(Figure record listings)

◇ ◇ ◇

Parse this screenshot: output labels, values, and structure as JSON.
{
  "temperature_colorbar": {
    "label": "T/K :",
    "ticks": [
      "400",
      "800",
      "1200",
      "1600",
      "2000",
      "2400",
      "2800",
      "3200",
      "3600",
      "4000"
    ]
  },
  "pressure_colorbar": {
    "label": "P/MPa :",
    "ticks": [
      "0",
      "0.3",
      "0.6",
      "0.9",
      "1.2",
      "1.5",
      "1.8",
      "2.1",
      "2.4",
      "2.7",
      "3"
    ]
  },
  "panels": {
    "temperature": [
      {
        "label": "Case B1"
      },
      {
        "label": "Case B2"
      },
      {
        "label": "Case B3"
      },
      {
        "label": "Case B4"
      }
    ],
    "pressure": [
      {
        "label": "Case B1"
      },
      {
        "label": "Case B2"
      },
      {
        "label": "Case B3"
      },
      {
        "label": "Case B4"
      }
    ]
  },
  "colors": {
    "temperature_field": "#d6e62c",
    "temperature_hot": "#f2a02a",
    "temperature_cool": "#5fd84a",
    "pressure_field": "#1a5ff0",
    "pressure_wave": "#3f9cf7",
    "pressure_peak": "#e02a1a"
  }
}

◇ ◇ ◇

- _PROBLEM REQUIREMENTS_: Working from the material above, retype it in its entirety without change.

- _OUTPUT FOR THIS EXERCISE_:
Parse this screenshot: output labels, values, and structure as JSON.
{
  "temperature_colorbar": {
    "label": "T/K :",
    "ticks": [
      "400",
      "800",
      "1200",
      "1600",
      "2000",
      "2400",
      "2800",
      "3200",
      "3600",
      "4000"
    ]
  },
  "pressure_colorbar": {
    "label": "P/MPa :",
    "ticks": [
      "0",
      "0.3",
      "0.6",
      "0.9",
      "1.2",
      "1.5",
      "1.8",
      "2.1",
      "2.4",
      "2.7",
      "3"
    ]
  },
  "panels": {
    "temperature": [
      {
        "label": "Case B1"
      },
      {
        "label": "Case B2"
      },
      {
        "label": "Case B3"
      },
      {
        "label": "Case B4"
      }
    ],
    "pressure": [
      {
        "label": "Case B1"
      },
      {
        "label": "Case B2"
      },
      {
        "label": "Case B3"
      },
      {
        "label": "Case B4"
      }
    ]
  },
  "colors": {
    "temperature_field": "#d6e62c",
    "temperature_hot": "#f2a02a",
    "temperature_cool": "#5fd84a",
    "pressure_field": "#1a5ff0",
    "pressure_wave": "#3f9cf7",
    "pressure_peak": "#e02a1a"
  }
}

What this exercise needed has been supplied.